Extracts from a graphics dataset:
>> Start

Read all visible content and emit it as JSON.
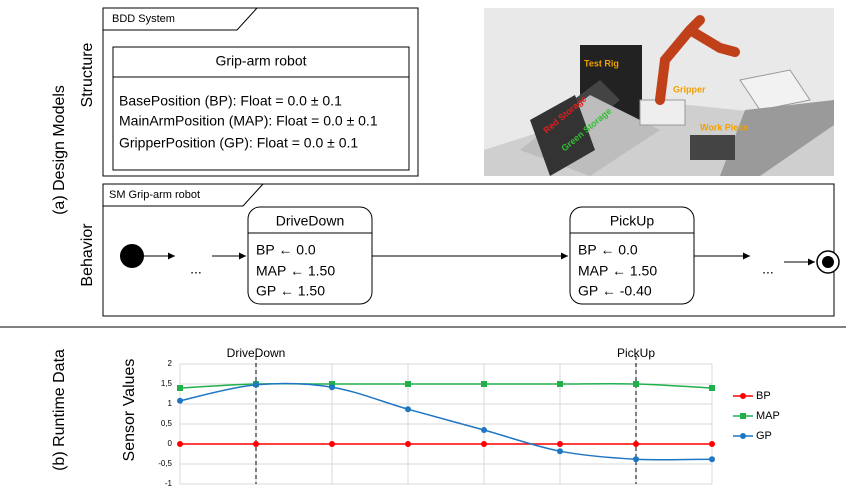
{
  "design_models": {
    "label": "(a) Design Models",
    "structure_label": "Structure",
    "behavior_label": "Behavior",
    "bdd": {
      "title": "BDD System",
      "block": "Grip-arm robot",
      "properties": [
        "BasePosition (BP): Float = 0.0 ± 0.1",
        "MainArmPosition (MAP): Float = 0.0 ± 0.1",
        "GripperPosition (GP): Float = 0.0 ± 0.1"
      ]
    },
    "scene": {
      "test_rig": "Test Rig",
      "gripper": "Gripper",
      "red_storage": "Red Storage",
      "green_storage": "Green Storage",
      "work_piece": "Work Piece"
    },
    "state_machine": {
      "title": "SM Grip-arm robot",
      "ellipsis": "...",
      "states": [
        {
          "name": "DriveDown",
          "actions": [
            "BP ← 0.0",
            "MAP ← 1.50",
            "GP ← 1.50"
          ]
        },
        {
          "name": "PickUp",
          "actions": [
            "BP ← 0.0",
            "MAP ← 1.50",
            "GP ← -0.40"
          ]
        }
      ]
    }
  },
  "runtime_label": "(b) Runtime Data",
  "chart_data": {
    "type": "line",
    "y_label": "Sensor Values",
    "categories": [
      null,
      null,
      null,
      null,
      null,
      null,
      null,
      null
    ],
    "series": [
      {
        "name": "BP",
        "color": "#ff0000",
        "marker": "circle",
        "values": [
          0,
          0,
          0,
          0,
          0,
          0,
          0,
          0
        ]
      },
      {
        "name": "MAP",
        "color": "#22b04c",
        "marker": "square",
        "values": [
          1.4,
          1.5,
          1.5,
          1.5,
          1.5,
          1.5,
          1.5,
          1.4
        ]
      },
      {
        "name": "GP",
        "color": "#1f77c4",
        "marker": "circle",
        "values": [
          1.08,
          1.48,
          1.42,
          0.87,
          0.35,
          -0.18,
          -0.38,
          -0.38
        ]
      }
    ],
    "annotations": [
      {
        "text": "DriveDown",
        "category": 1
      },
      {
        "text": "PickUp",
        "category": 6
      }
    ],
    "ylim": [
      -1,
      2
    ],
    "yticks": [
      -1,
      {
        "value": -0.5,
        "label": "-0,5"
      },
      0,
      {
        "value": 0.5,
        "label": "0,5"
      },
      1,
      {
        "value": 1.5,
        "label": "1,5"
      },
      2
    ],
    "grid": true,
    "smooth": true,
    "legend": "right"
  }
}
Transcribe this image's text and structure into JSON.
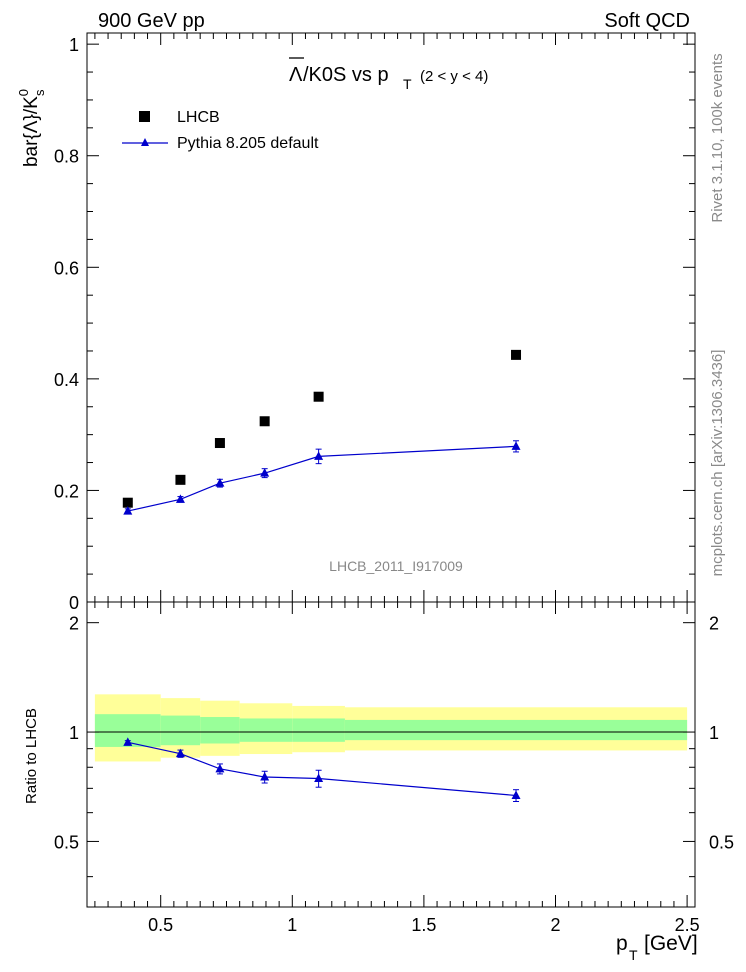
{
  "header": {
    "left": "900 GeV pp",
    "right": "Soft QCD"
  },
  "title": {
    "symbol": "Λ",
    "main": "/K0S vs p",
    "sub": "T",
    "range": "(2 < y < 4)"
  },
  "side_text": {
    "upper": "Rivet 3.1.10,  100k events",
    "lower": "mcplots.cern.ch [arXiv:1306.3436]"
  },
  "watermark": "LHCB_2011_I917009",
  "chart_data": [
    {
      "type": "scatter",
      "panel": "main",
      "ylabel": "bar{Λ}/K",
      "ylabel_sup": "0",
      "ylabel_sub": "s",
      "xlabel_main": "p",
      "xlabel_sub": "T",
      "xlabel_unit": "[GeV]",
      "xlim": [
        0.22,
        2.53
      ],
      "ylim": [
        0,
        1.02
      ],
      "yticks": [
        0,
        0.2,
        0.4,
        0.6,
        0.8,
        1
      ],
      "ytick_labels": [
        "0",
        "0.2",
        "0.4",
        "0.6",
        "0.8",
        "1"
      ],
      "legend_position": "top-left",
      "series": [
        {
          "name": "LHCB",
          "marker": "square",
          "color": "#000000",
          "x": [
            0.375,
            0.575,
            0.725,
            0.895,
            1.1,
            1.85
          ],
          "y": [
            0.178,
            0.219,
            0.285,
            0.324,
            0.368,
            0.443
          ]
        },
        {
          "name": "Pythia 8.205 default",
          "marker": "triangle",
          "color": "#0000cc",
          "x": [
            0.375,
            0.575,
            0.725,
            0.895,
            1.1,
            1.85
          ],
          "y": [
            0.163,
            0.184,
            0.213,
            0.231,
            0.261,
            0.279
          ],
          "yerr": [
            0.004,
            0.005,
            0.007,
            0.008,
            0.013,
            0.01
          ]
        }
      ]
    },
    {
      "type": "line",
      "panel": "ratio",
      "ylabel": "Ratio to LHCB",
      "xlim": [
        0.22,
        2.53
      ],
      "ylim": [
        0.33,
        2.28
      ],
      "xticks": [
        0.5,
        1,
        1.5,
        2,
        2.5
      ],
      "xtick_labels": [
        "0.5",
        "1",
        "1.5",
        "2",
        "2.5"
      ],
      "yticks": [
        0.5,
        1,
        2
      ],
      "ytick_labels": [
        "0.5",
        "1",
        "2"
      ],
      "bands": {
        "edges": [
          0.25,
          0.5,
          0.65,
          0.8,
          1.0,
          1.2,
          2.5
        ],
        "yellow_lo": [
          0.83,
          0.85,
          0.86,
          0.87,
          0.88,
          0.89,
          0.89
        ],
        "yellow_hi": [
          1.27,
          1.24,
          1.22,
          1.2,
          1.18,
          1.17,
          1.17
        ],
        "green_lo": [
          0.91,
          0.92,
          0.93,
          0.94,
          0.94,
          0.95,
          0.95
        ],
        "green_hi": [
          1.12,
          1.11,
          1.1,
          1.09,
          1.09,
          1.08,
          1.08
        ]
      },
      "series": [
        {
          "name": "Pythia 8.205 default",
          "color": "#0000cc",
          "x": [
            0.375,
            0.575,
            0.725,
            0.895,
            1.1,
            1.85
          ],
          "y": [
            0.937,
            0.872,
            0.792,
            0.752,
            0.745,
            0.669
          ],
          "yerr": [
            0.01,
            0.02,
            0.025,
            0.028,
            0.04,
            0.025
          ]
        }
      ]
    }
  ]
}
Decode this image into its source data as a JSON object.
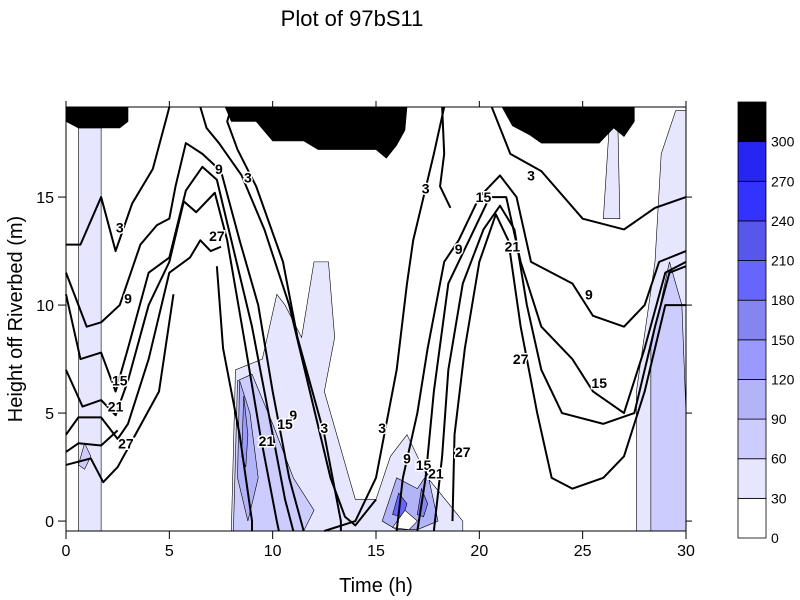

>> End

OBJECTIVE
Write the records out once more, exactly as they appear, with no pictures.

SOLUTION TO THIS PROBLEM
Read all visible content and emit it as JSON.
{
  "design_models": {
    "label": "(a) Design Models",
    "structure_label": "Structure",
    "behavior_label": "Behavior",
    "bdd": {
      "title": "BDD System",
      "block": "Grip-arm robot",
      "properties": [
        "BasePosition (BP): Float = 0.0 ± 0.1",
        "MainArmPosition (MAP): Float = 0.0 ± 0.1",
        "GripperPosition (GP): Float = 0.0 ± 0.1"
      ]
    },
    "scene": {
      "test_rig": "Test Rig",
      "gripper": "Gripper",
      "red_storage": "Red Storage",
      "green_storage": "Green Storage",
      "work_piece": "Work Piece"
    },
    "state_machine": {
      "title": "SM Grip-arm robot",
      "ellipsis": "...",
      "states": [
        {
          "name": "DriveDown",
          "actions": [
            "BP ← 0.0",
            "MAP ← 1.50",
            "GP ← 1.50"
          ]
        },
        {
          "name": "PickUp",
          "actions": [
            "BP ← 0.0",
            "MAP ← 1.50",
            "GP ← -0.40"
          ]
        }
      ]
    }
  },
  "runtime_label": "(b) Runtime Data",
  "chart_data": {
    "type": "line",
    "y_label": "Sensor Values",
    "categories": [
      null,
      null,
      null,
      null,
      null,
      null,
      null,
      null
    ],
    "series": [
      {
        "name": "BP",
        "color": "#ff0000",
        "marker": "circle",
        "values": [
          0,
          0,
          0,
          0,
          0,
          0,
          0,
          0
        ]
      },
      {
        "name": "MAP",
        "color": "#22b04c",
        "marker": "square",
        "values": [
          1.4,
          1.5,
          1.5,
          1.5,
          1.5,
          1.5,
          1.5,
          1.4
        ]
      },
      {
        "name": "GP",
        "color": "#1f77c4",
        "marker": "circle",
        "values": [
          1.08,
          1.48,
          1.42,
          0.87,
          0.35,
          -0.18,
          -0.38,
          -0.38
        ]
      }
    ],
    "annotations": [
      {
        "text": "DriveDown",
        "category": 1
      },
      {
        "text": "PickUp",
        "category": 6
      }
    ],
    "ylim": [
      -1,
      2
    ],
    "yticks": [
      -1,
      {
        "value": -0.5,
        "label": "-0,5"
      },
      0,
      {
        "value": 0.5,
        "label": "0,5"
      },
      1,
      {
        "value": 1.5,
        "label": "1,5"
      },
      2
    ],
    "grid": true,
    "smooth": true,
    "legend": "right"
  }
}
Transcribe this image's text and structure into JSON.
{
  "header": {
    "left": "900 GeV pp",
    "right": "Soft QCD"
  },
  "title": {
    "symbol": "Λ",
    "main": "/K0S vs p",
    "sub": "T",
    "range": "(2 < y < 4)"
  },
  "side_text": {
    "upper": "Rivet 3.1.10,  100k events",
    "lower": "mcplots.cern.ch [arXiv:1306.3436]"
  },
  "watermark": "LHCB_2011_I917009",
  "chart_data": [
    {
      "type": "scatter",
      "panel": "main",
      "ylabel": "bar{Λ}/K",
      "ylabel_sup": "0",
      "ylabel_sub": "s",
      "xlabel_main": "p",
      "xlabel_sub": "T",
      "xlabel_unit": "[GeV]",
      "xlim": [
        0.22,
        2.53
      ],
      "ylim": [
        0,
        1.02
      ],
      "yticks": [
        0,
        0.2,
        0.4,
        0.6,
        0.8,
        1
      ],
      "ytick_labels": [
        "0",
        "0.2",
        "0.4",
        "0.6",
        "0.8",
        "1"
      ],
      "legend_position": "top-left",
      "series": [
        {
          "name": "LHCB",
          "marker": "square",
          "color": "#000000",
          "x": [
            0.375,
            0.575,
            0.725,
            0.895,
            1.1,
            1.85
          ],
          "y": [
            0.178,
            0.219,
            0.285,
            0.324,
            0.368,
            0.443
          ]
        },
        {
          "name": "Pythia 8.205 default",
          "marker": "triangle",
          "color": "#0000cc",
          "x": [
            0.375,
            0.575,
            0.725,
            0.895,
            1.1,
            1.85
          ],
          "y": [
            0.163,
            0.184,
            0.213,
            0.231,
            0.261,
            0.279
          ],
          "yerr": [
            0.004,
            0.005,
            0.007,
            0.008,
            0.013,
            0.01
          ]
        }
      ]
    },
    {
      "type": "line",
      "panel": "ratio",
      "ylabel": "Ratio to LHCB",
      "xlim": [
        0.22,
        2.53
      ],
      "ylim": [
        0.33,
        2.28
      ],
      "xticks": [
        0.5,
        1,
        1.5,
        2,
        2.5
      ],
      "xtick_labels": [
        "0.5",
        "1",
        "1.5",
        "2",
        "2.5"
      ],
      "yticks": [
        0.5,
        1,
        2
      ],
      "ytick_labels": [
        "0.5",
        "1",
        "2"
      ],
      "bands": {
        "edges": [
          0.25,
          0.5,
          0.65,
          0.8,
          1.0,
          1.2,
          2.5
        ],
        "yellow_lo": [
          0.83,
          0.85,
          0.86,
          0.87,
          0.88,
          0.89,
          0.89
        ],
        "yellow_hi": [
          1.27,
          1.24,
          1.22,
          1.2,
          1.18,
          1.17,
          1.17
        ],
        "green_lo": [
          0.91,
          0.92,
          0.93,
          0.94,
          0.94,
          0.95,
          0.95
        ],
        "green_hi": [
          1.12,
          1.11,
          1.1,
          1.09,
          1.09,
          1.08,
          1.08
        ]
      },
      "series": [
        {
          "name": "Pythia 8.205 default",
          "color": "#0000cc",
          "x": [
            0.375,
            0.575,
            0.725,
            0.895,
            1.1,
            1.85
          ],
          "y": [
            0.937,
            0.872,
            0.792,
            0.752,
            0.745,
            0.669
          ],
          "yerr": [
            0.01,
            0.02,
            0.025,
            0.028,
            0.04,
            0.025
          ]
        }
      ]
    }
  ]
}
Decode this image into its source data as a JSON object.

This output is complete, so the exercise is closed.